**Material supplied**
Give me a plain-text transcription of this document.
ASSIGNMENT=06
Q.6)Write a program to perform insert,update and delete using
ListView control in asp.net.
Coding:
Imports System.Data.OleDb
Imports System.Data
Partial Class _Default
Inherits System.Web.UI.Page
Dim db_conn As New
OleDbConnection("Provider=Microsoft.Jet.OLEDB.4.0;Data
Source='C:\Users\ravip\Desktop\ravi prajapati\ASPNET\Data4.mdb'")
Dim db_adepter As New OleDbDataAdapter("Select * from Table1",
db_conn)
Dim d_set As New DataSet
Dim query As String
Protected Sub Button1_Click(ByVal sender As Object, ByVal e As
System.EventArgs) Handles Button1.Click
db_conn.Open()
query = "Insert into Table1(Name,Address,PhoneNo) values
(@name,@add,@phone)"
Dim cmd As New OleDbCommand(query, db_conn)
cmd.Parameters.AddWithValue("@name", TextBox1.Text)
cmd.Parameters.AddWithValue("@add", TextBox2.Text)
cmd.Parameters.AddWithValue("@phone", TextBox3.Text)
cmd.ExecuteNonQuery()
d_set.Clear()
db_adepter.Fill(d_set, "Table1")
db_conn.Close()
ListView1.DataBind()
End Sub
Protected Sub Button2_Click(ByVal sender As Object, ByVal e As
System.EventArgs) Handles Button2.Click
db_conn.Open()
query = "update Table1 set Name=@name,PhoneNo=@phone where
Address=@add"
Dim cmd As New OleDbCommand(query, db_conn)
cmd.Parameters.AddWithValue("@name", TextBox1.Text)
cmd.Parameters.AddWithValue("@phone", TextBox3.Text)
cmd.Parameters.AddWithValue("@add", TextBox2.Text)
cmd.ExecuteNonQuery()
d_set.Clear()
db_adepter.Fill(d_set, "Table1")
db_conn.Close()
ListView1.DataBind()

**Work to complete**
Take the entries above and transcribe them in full.

**The solution**
Give me a plain-text transcription of this document.
ASSIGNMENT=06
Q.6)Write a program to perform insert,update and delete using
ListView control in asp.net.
Coding:
Imports System.Data.OleDb
Imports System.Data
Partial Class _Default
Inherits System.Web.UI.Page
Dim db_conn As New
OleDbConnection("Provider=Microsoft.Jet.OLEDB.4.0;Data
Source='C:\Users\ravip\Desktop\ravi prajapati\ASPNET\Data4.mdb'")
Dim db_adepter As New OleDbDataAdapter("Select * from Table1",
db_conn)
Dim d_set As New DataSet
Dim query As String
Protected Sub Button1_Click(ByVal sender As Object, ByVal e As
System.EventArgs) Handles Button1.Click
db_conn.Open()
query = "Insert into Table1(Name,Address,PhoneNo) values
(@name,@add,@phone)"
Dim cmd As New OleDbCommand(query, db_conn)
cmd.Parameters.AddWithValue("@name", TextBox1.Text)
cmd.Parameters.AddWithValue("@add", TextBox2.Text)
cmd.Parameters.AddWithValue("@phone", TextBox3.Text)
cmd.ExecuteNonQuery()
d_set.Clear()
db_adepter.Fill(d_set, "Table1")
db_conn.Close()
ListView1.DataBind()
End Sub
Protected Sub Button2_Click(ByVal sender As Object, ByVal e As
System.EventArgs) Handles Button2.Click
db_conn.Open()
query = "update Table1 set Name=@name,PhoneNo=@phone where
Address=@add"
Dim cmd As New OleDbCommand(query, db_conn)
cmd.Parameters.AddWithValue("@name", TextBox1.Text)
cmd.Parameters.AddWithValue("@phone", TextBox3.Text)
cmd.Parameters.AddWithValue("@add", TextBox2.Text)
cmd.ExecuteNonQuery()
d_set.Clear()
db_adepter.Fill(d_set, "Table1")
db_conn.Close()
ListView1.DataBind()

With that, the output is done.